(Region and label listings)
--------
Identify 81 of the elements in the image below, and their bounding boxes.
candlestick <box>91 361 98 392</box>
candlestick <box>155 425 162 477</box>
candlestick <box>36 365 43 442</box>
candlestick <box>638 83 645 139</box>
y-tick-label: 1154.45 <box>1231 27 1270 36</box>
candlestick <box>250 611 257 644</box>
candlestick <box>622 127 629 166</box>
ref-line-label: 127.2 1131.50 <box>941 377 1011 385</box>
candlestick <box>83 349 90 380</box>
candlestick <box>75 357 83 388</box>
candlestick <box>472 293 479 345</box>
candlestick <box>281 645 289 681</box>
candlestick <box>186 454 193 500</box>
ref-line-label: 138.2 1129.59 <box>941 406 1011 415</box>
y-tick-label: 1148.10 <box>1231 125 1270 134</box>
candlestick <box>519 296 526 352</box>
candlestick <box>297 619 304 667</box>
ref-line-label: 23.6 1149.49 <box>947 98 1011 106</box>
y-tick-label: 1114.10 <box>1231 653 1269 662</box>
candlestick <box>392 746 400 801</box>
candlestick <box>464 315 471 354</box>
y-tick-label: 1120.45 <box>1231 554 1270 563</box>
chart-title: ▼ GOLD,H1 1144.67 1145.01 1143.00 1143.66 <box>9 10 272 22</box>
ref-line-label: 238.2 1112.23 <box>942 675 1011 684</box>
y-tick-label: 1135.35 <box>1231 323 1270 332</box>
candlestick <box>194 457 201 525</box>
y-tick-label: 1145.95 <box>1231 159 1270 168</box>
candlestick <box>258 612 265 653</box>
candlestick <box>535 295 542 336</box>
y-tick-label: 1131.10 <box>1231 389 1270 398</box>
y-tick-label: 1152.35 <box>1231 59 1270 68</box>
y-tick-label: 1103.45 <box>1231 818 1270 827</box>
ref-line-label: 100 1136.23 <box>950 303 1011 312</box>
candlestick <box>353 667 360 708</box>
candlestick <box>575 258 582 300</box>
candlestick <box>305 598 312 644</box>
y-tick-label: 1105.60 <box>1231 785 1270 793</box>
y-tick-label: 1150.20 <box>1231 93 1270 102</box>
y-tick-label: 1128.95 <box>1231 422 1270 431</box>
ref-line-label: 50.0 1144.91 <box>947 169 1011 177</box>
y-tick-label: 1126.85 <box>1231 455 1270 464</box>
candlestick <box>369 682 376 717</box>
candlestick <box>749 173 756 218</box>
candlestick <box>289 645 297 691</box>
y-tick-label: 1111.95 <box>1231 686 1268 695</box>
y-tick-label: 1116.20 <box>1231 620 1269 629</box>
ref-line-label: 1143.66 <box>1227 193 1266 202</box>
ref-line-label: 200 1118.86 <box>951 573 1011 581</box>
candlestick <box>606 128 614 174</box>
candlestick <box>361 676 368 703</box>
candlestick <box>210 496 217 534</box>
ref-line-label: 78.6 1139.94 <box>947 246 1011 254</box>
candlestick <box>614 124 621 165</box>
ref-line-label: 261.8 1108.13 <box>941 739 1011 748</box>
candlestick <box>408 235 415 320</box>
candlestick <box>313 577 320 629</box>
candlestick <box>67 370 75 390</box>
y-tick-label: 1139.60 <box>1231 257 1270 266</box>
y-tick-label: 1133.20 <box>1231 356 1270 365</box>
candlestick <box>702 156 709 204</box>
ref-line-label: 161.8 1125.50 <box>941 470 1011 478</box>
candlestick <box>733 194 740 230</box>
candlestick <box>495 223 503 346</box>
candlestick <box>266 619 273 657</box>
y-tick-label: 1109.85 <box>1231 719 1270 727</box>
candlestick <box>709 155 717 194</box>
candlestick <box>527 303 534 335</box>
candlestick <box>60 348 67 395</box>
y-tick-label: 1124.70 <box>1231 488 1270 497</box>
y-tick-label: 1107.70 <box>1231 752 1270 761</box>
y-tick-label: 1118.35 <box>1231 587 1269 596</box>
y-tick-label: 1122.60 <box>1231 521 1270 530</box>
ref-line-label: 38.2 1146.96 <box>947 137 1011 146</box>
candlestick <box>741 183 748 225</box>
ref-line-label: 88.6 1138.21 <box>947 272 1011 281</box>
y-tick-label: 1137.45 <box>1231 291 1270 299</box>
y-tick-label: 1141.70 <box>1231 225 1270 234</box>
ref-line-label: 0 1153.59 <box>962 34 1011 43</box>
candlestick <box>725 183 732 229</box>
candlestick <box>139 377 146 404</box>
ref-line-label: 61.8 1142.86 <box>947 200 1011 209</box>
--------
= What is asked =
Could you copy out every line of the material above, character for character, with nothing changed or left out?

= The result =
Identify 81 of the elements in the image below, and their bounding boxes.
candlestick <box>91 361 98 392</box>
candlestick <box>155 425 162 477</box>
candlestick <box>36 365 43 442</box>
candlestick <box>638 83 645 139</box>
y-tick-label: 1154.45 <box>1231 27 1270 36</box>
candlestick <box>250 611 257 644</box>
candlestick <box>622 127 629 166</box>
ref-line-label: 127.2 1131.50 <box>941 377 1011 385</box>
candlestick <box>83 349 90 380</box>
candlestick <box>75 357 83 388</box>
candlestick <box>472 293 479 345</box>
candlestick <box>281 645 289 681</box>
candlestick <box>186 454 193 500</box>
ref-line-label: 138.2 1129.59 <box>941 406 1011 415</box>
y-tick-label: 1148.10 <box>1231 125 1270 134</box>
candlestick <box>519 296 526 352</box>
candlestick <box>297 619 304 667</box>
ref-line-label: 23.6 1149.49 <box>947 98 1011 106</box>
y-tick-label: 1114.10 <box>1231 653 1269 662</box>
candlestick <box>392 746 400 801</box>
candlestick <box>464 315 471 354</box>
y-tick-label: 1120.45 <box>1231 554 1270 563</box>
chart-title: ▼ GOLD,H1 1144.67 1145.01 1143.00 1143.66 <box>9 10 272 22</box>
ref-line-label: 238.2 1112.23 <box>942 675 1011 684</box>
y-tick-label: 1135.35 <box>1231 323 1270 332</box>
candlestick <box>194 457 201 525</box>
y-tick-label: 1145.95 <box>1231 159 1270 168</box>
candlestick <box>258 612 265 653</box>
candlestick <box>535 295 542 336</box>
y-tick-label: 1131.10 <box>1231 389 1270 398</box>
y-tick-label: 1152.35 <box>1231 59 1270 68</box>
y-tick-label: 1103.45 <box>1231 818 1270 827</box>
ref-line-label: 100 1136.23 <box>950 303 1011 312</box>
candlestick <box>353 667 360 708</box>
candlestick <box>575 258 582 300</box>
candlestick <box>305 598 312 644</box>
y-tick-label: 1105.60 <box>1231 785 1270 793</box>
y-tick-label: 1150.20 <box>1231 93 1270 102</box>
y-tick-label: 1128.95 <box>1231 422 1270 431</box>
ref-line-label: 50.0 1144.91 <box>947 169 1011 177</box>
y-tick-label: 1126.85 <box>1231 455 1270 464</box>
candlestick <box>369 682 376 717</box>
candlestick <box>749 173 756 218</box>
candlestick <box>289 645 297 691</box>
y-tick-label: 1111.95 <box>1231 686 1268 695</box>
y-tick-label: 1116.20 <box>1231 620 1269 629</box>
ref-line-label: 1143.66 <box>1227 193 1266 202</box>
ref-line-label: 200 1118.86 <box>951 573 1011 581</box>
candlestick <box>606 128 614 174</box>
candlestick <box>361 676 368 703</box>
candlestick <box>210 496 217 534</box>
ref-line-label: 78.6 1139.94 <box>947 246 1011 254</box>
candlestick <box>614 124 621 165</box>
ref-line-label: 261.8 1108.13 <box>941 739 1011 748</box>
candlestick <box>408 235 415 320</box>
candlestick <box>313 577 320 629</box>
candlestick <box>67 370 75 390</box>
y-tick-label: 1139.60 <box>1231 257 1270 266</box>
y-tick-label: 1133.20 <box>1231 356 1270 365</box>
candlestick <box>702 156 709 204</box>
ref-line-label: 161.8 1125.50 <box>941 470 1011 478</box>
candlestick <box>733 194 740 230</box>
candlestick <box>495 223 503 346</box>
candlestick <box>266 619 273 657</box>
y-tick-label: 1109.85 <box>1231 719 1270 727</box>
candlestick <box>709 155 717 194</box>
candlestick <box>527 303 534 335</box>
candlestick <box>60 348 67 395</box>
y-tick-label: 1124.70 <box>1231 488 1270 497</box>
y-tick-label: 1107.70 <box>1231 752 1270 761</box>
y-tick-label: 1118.35 <box>1231 587 1269 596</box>
y-tick-label: 1122.60 <box>1231 521 1270 530</box>
ref-line-label: 38.2 1146.96 <box>947 137 1011 146</box>
candlestick <box>741 183 748 225</box>
ref-line-label: 88.6 1138.21 <box>947 272 1011 281</box>
y-tick-label: 1137.45 <box>1231 291 1270 299</box>
y-tick-label: 1141.70 <box>1231 225 1270 234</box>
ref-line-label: 0 1153.59 <box>962 34 1011 43</box>
candlestick <box>725 183 732 229</box>
candlestick <box>139 377 146 404</box>
ref-line-label: 61.8 1142.86 <box>947 200 1011 209</box>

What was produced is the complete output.